#### [Short exercise]
Reproduce each of the lines word for word.

## START Extracted records

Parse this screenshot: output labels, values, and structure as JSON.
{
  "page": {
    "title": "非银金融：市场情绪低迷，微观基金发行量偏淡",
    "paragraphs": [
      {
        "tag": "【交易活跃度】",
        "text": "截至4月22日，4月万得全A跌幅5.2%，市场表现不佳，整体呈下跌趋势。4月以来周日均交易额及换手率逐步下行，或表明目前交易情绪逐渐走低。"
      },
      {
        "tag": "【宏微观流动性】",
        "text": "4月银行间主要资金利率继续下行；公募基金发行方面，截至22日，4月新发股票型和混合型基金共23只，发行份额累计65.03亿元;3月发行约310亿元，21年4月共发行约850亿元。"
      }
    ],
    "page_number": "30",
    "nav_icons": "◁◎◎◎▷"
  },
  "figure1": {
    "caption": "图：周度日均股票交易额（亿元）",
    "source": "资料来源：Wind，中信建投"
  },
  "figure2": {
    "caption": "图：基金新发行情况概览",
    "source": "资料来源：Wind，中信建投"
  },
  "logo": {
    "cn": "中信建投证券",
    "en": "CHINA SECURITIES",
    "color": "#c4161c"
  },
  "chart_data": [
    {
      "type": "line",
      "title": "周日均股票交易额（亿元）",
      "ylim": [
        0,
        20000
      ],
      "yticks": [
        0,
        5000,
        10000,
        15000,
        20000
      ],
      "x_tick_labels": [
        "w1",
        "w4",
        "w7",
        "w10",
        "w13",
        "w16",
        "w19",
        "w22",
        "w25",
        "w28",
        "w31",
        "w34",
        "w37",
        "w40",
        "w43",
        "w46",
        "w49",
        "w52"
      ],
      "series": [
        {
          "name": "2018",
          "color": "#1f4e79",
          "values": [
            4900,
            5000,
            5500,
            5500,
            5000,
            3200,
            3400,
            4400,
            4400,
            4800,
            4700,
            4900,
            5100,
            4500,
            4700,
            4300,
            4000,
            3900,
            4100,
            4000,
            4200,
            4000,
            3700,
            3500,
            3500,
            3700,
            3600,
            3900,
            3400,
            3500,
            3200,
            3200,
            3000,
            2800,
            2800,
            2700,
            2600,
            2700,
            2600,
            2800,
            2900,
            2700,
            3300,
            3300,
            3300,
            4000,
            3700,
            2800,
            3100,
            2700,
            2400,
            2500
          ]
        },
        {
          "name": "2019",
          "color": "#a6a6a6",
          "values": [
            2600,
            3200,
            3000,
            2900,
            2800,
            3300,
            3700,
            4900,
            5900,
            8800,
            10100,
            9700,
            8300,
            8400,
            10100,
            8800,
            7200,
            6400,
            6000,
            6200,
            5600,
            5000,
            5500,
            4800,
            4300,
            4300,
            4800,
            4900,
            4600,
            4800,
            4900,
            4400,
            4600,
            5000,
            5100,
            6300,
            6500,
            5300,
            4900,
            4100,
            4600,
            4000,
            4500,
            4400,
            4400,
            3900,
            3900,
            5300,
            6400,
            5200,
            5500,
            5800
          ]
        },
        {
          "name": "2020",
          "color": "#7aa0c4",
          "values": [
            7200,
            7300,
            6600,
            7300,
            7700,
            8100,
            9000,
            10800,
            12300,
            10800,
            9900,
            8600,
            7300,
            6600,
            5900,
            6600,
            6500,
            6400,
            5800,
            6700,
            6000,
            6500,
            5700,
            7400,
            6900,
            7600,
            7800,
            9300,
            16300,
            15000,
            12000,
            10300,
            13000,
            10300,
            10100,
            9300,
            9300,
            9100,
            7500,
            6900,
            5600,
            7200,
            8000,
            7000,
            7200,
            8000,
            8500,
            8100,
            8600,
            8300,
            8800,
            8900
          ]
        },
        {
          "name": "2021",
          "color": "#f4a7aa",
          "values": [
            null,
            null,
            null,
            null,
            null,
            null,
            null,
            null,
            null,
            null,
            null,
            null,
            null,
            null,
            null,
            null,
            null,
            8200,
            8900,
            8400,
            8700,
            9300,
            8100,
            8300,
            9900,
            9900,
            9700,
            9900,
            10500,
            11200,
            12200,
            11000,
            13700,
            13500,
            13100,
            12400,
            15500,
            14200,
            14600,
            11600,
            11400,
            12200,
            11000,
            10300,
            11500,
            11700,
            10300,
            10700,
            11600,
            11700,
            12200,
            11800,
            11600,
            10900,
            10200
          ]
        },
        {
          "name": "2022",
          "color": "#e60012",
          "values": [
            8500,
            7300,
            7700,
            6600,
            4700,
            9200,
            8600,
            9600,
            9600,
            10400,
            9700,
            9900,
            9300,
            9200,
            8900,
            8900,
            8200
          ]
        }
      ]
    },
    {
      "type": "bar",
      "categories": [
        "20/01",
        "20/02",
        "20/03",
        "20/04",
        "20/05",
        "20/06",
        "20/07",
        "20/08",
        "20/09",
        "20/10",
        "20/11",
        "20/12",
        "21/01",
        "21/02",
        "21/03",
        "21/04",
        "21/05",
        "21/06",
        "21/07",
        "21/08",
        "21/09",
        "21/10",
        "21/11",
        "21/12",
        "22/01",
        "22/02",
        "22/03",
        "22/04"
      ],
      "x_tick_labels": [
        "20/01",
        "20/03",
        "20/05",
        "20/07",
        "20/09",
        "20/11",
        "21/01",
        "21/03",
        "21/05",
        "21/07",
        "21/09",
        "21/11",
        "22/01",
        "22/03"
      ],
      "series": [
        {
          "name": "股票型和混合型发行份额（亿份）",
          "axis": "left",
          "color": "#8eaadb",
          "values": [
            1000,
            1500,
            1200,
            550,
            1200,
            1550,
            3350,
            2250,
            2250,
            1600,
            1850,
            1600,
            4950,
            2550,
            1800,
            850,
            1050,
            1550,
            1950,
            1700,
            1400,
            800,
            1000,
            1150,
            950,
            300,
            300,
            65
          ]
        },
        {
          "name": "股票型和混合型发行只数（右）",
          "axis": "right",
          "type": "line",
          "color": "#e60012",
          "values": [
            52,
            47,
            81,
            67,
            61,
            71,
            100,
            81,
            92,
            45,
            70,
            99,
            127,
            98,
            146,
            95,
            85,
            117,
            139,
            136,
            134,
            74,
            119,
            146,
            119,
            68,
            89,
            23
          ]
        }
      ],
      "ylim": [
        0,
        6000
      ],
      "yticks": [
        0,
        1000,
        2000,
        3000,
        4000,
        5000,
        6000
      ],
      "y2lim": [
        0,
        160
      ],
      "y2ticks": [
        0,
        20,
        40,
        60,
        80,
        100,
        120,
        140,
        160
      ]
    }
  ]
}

## END Extracted records

#### [Result below]
Parse this screenshot: output labels, values, and structure as JSON.
{
  "page": {
    "title": "非银金融：市场情绪低迷，微观基金发行量偏淡",
    "paragraphs": [
      {
        "tag": "【交易活跃度】",
        "text": "截至4月22日，4月万得全A跌幅5.2%，市场表现不佳，整体呈下跌趋势。4月以来周日均交易额及换手率逐步下行，或表明目前交易情绪逐渐走低。"
      },
      {
        "tag": "【宏微观流动性】",
        "text": "4月银行间主要资金利率继续下行；公募基金发行方面，截至22日，4月新发股票型和混合型基金共23只，发行份额累计65.03亿元;3月发行约310亿元，21年4月共发行约850亿元。"
      }
    ],
    "page_number": "30",
    "nav_icons": "◁◎◎◎▷"
  },
  "figure1": {
    "caption": "图：周度日均股票交易额（亿元）",
    "source": "资料来源：Wind，中信建投"
  },
  "figure2": {
    "caption": "图：基金新发行情况概览",
    "source": "资料来源：Wind，中信建投"
  },
  "logo": {
    "cn": "中信建投证券",
    "en": "CHINA SECURITIES",
    "color": "#c4161c"
  },
  "chart_data": [
    {
      "type": "line",
      "title": "周日均股票交易额（亿元）",
      "ylim": [
        0,
        20000
      ],
      "yticks": [
        0,
        5000,
        10000,
        15000,
        20000
      ],
      "x_tick_labels": [
        "w1",
        "w4",
        "w7",
        "w10",
        "w13",
        "w16",
        "w19",
        "w22",
        "w25",
        "w28",
        "w31",
        "w34",
        "w37",
        "w40",
        "w43",
        "w46",
        "w49",
        "w52"
      ],
      "series": [
        {
          "name": "2018",
          "color": "#1f4e79",
          "values": [
            4900,
            5000,
            5500,
            5500,
            5000,
            3200,
            3400,
            4400,
            4400,
            4800,
            4700,
            4900,
            5100,
            4500,
            4700,
            4300,
            4000,
            3900,
            4100,
            4000,
            4200,
            4000,
            3700,
            3500,
            3500,
            3700,
            3600,
            3900,
            3400,
            3500,
            3200,
            3200,
            3000,
            2800,
            2800,
            2700,
            2600,
            2700,
            2600,
            2800,
            2900,
            2700,
            3300,
            3300,
            3300,
            4000,
            3700,
            2800,
            3100,
            2700,
            2400,
            2500
          ]
        },
        {
          "name": "2019",
          "color": "#a6a6a6",
          "values": [
            2600,
            3200,
            3000,
            2900,
            2800,
            3300,
            3700,
            4900,
            5900,
            8800,
            10100,
            9700,
            8300,
            8400,
            10100,
            8800,
            7200,
            6400,
            6000,
            6200,
            5600,
            5000,
            5500,
            4800,
            4300,
            4300,
            4800,
            4900,
            4600,
            4800,
            4900,
            4400,
            4600,
            5000,
            5100,
            6300,
            6500,
            5300,
            4900,
            4100,
            4600,
            4000,
            4500,
            4400,
            4400,
            3900,
            3900,
            5300,
            6400,
            5200,
            5500,
            5800
          ]
        },
        {
          "name": "2020",
          "color": "#7aa0c4",
          "values": [
            7200,
            7300,
            6600,
            7300,
            7700,
            8100,
            9000,
            10800,
            12300,
            10800,
            9900,
            8600,
            7300,
            6600,
            5900,
            6600,
            6500,
            6400,
            5800,
            6700,
            6000,
            6500,
            5700,
            7400,
            6900,
            7600,
            7800,
            9300,
            16300,
            15000,
            12000,
            10300,
            13000,
            10300,
            10100,
            9300,
            9300,
            9100,
            7500,
            6900,
            5600,
            7200,
            8000,
            7000,
            7200,
            8000,
            8500,
            8100,
            8600,
            8300,
            8800,
            8900
          ]
        },
        {
          "name": "2021",
          "color": "#f4a7aa",
          "values": [
            null,
            null,
            null,
            null,
            null,
            null,
            null,
            null,
            null,
            null,
            null,
            null,
            null,
            null,
            null,
            null,
            null,
            8200,
            8900,
            8400,
            8700,
            9300,
            8100,
            8300,
            9900,
            9900,
            9700,
            9900,
            10500,
            11200,
            12200,
            11000,
            13700,
            13500,
            13100,
            12400,
            15500,
            14200,
            14600,
            11600,
            11400,
            12200,
            11000,
            10300,
            11500,
            11700,
            10300,
            10700,
            11600,
            11700,
            12200,
            11800,
            11600,
            10900,
            10200
          ]
        },
        {
          "name": "2022",
          "color": "#e60012",
          "values": [
            8500,
            7300,
            7700,
            6600,
            4700,
            9200,
            8600,
            9600,
            9600,
            10400,
            9700,
            9900,
            9300,
            9200,
            8900,
            8900,
            8200
          ]
        }
      ]
    },
    {
      "type": "bar",
      "categories": [
        "20/01",
        "20/02",
        "20/03",
        "20/04",
        "20/05",
        "20/06",
        "20/07",
        "20/08",
        "20/09",
        "20/10",
        "20/11",
        "20/12",
        "21/01",
        "21/02",
        "21/03",
        "21/04",
        "21/05",
        "21/06",
        "21/07",
        "21/08",
        "21/09",
        "21/10",
        "21/11",
        "21/12",
        "22/01",
        "22/02",
        "22/03",
        "22/04"
      ],
      "x_tick_labels": [
        "20/01",
        "20/03",
        "20/05",
        "20/07",
        "20/09",
        "20/11",
        "21/01",
        "21/03",
        "21/05",
        "21/07",
        "21/09",
        "21/11",
        "22/01",
        "22/03"
      ],
      "series": [
        {
          "name": "股票型和混合型发行份额（亿份）",
          "axis": "left",
          "color": "#8eaadb",
          "values": [
            1000,
            1500,
            1200,
            550,
            1200,
            1550,
            3350,
            2250,
            2250,
            1600,
            1850,
            1600,
            4950,
            2550,
            1800,
            850,
            1050,
            1550,
            1950,
            1700,
            1400,
            800,
            1000,
            1150,
            950,
            300,
            300,
            65
          ]
        },
        {
          "name": "股票型和混合型发行只数（右）",
          "axis": "right",
          "type": "line",
          "color": "#e60012",
          "values": [
            52,
            47,
            81,
            67,
            61,
            71,
            100,
            81,
            92,
            45,
            70,
            99,
            127,
            98,
            146,
            95,
            85,
            117,
            139,
            136,
            134,
            74,
            119,
            146,
            119,
            68,
            89,
            23
          ]
        }
      ],
      "ylim": [
        0,
        6000
      ],
      "yticks": [
        0,
        1000,
        2000,
        3000,
        4000,
        5000,
        6000
      ],
      "y2lim": [
        0,
        160
      ],
      "y2ticks": [
        0,
        20,
        40,
        60,
        80,
        100,
        120,
        140,
        160
      ]
    }
  ]
}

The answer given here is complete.